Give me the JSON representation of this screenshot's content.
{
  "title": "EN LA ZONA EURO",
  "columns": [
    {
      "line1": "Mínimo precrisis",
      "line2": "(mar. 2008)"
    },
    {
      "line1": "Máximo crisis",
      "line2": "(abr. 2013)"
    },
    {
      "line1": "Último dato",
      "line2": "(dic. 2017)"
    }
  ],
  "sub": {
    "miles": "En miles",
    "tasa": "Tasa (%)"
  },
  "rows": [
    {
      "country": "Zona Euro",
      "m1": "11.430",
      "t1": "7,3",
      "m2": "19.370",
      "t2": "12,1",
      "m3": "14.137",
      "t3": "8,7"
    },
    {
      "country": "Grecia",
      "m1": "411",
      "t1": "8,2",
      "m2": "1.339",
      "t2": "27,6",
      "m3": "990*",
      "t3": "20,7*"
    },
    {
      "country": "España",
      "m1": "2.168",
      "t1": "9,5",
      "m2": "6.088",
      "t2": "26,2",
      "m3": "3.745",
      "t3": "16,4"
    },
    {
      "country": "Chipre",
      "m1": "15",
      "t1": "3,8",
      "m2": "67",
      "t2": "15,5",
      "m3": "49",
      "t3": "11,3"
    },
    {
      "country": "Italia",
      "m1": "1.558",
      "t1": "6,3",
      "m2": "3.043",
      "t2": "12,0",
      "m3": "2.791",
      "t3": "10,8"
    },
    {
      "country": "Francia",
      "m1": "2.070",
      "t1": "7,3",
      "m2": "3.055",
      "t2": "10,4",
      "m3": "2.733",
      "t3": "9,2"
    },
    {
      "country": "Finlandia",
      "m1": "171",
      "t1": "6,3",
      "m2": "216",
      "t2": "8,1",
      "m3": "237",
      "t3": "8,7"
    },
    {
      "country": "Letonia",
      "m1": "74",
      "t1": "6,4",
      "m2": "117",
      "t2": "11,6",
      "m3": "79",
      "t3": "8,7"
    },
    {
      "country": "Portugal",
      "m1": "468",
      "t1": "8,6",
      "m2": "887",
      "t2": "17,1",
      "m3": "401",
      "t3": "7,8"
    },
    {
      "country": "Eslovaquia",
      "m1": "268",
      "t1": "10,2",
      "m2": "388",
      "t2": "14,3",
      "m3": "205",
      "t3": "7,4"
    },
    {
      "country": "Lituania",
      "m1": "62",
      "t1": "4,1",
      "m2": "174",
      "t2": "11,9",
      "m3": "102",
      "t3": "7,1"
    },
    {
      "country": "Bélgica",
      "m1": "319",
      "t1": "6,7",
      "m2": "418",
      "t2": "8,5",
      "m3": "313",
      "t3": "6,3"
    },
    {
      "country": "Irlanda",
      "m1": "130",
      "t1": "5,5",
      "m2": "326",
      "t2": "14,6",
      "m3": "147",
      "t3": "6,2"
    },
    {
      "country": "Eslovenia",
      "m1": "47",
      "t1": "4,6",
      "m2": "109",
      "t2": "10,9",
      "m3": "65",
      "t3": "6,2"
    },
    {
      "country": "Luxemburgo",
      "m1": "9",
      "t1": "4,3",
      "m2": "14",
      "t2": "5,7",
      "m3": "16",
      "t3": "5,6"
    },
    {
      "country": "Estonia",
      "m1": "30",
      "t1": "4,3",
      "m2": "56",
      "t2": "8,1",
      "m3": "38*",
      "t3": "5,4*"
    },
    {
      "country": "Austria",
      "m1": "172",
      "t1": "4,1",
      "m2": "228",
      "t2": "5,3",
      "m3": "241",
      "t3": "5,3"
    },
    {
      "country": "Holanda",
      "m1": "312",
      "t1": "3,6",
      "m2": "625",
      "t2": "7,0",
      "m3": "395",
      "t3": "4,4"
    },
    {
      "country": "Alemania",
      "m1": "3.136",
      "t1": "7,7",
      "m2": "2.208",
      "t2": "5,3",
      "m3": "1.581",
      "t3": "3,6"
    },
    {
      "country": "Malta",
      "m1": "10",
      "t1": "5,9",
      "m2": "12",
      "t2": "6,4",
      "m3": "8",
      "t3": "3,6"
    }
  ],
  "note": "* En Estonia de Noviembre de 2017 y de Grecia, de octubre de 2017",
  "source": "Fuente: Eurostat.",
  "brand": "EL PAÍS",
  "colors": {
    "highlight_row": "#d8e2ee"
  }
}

▶ **Given request**: Report the number of lines that contain "Grecia", with no other words.

▶ **Exercise response**: 2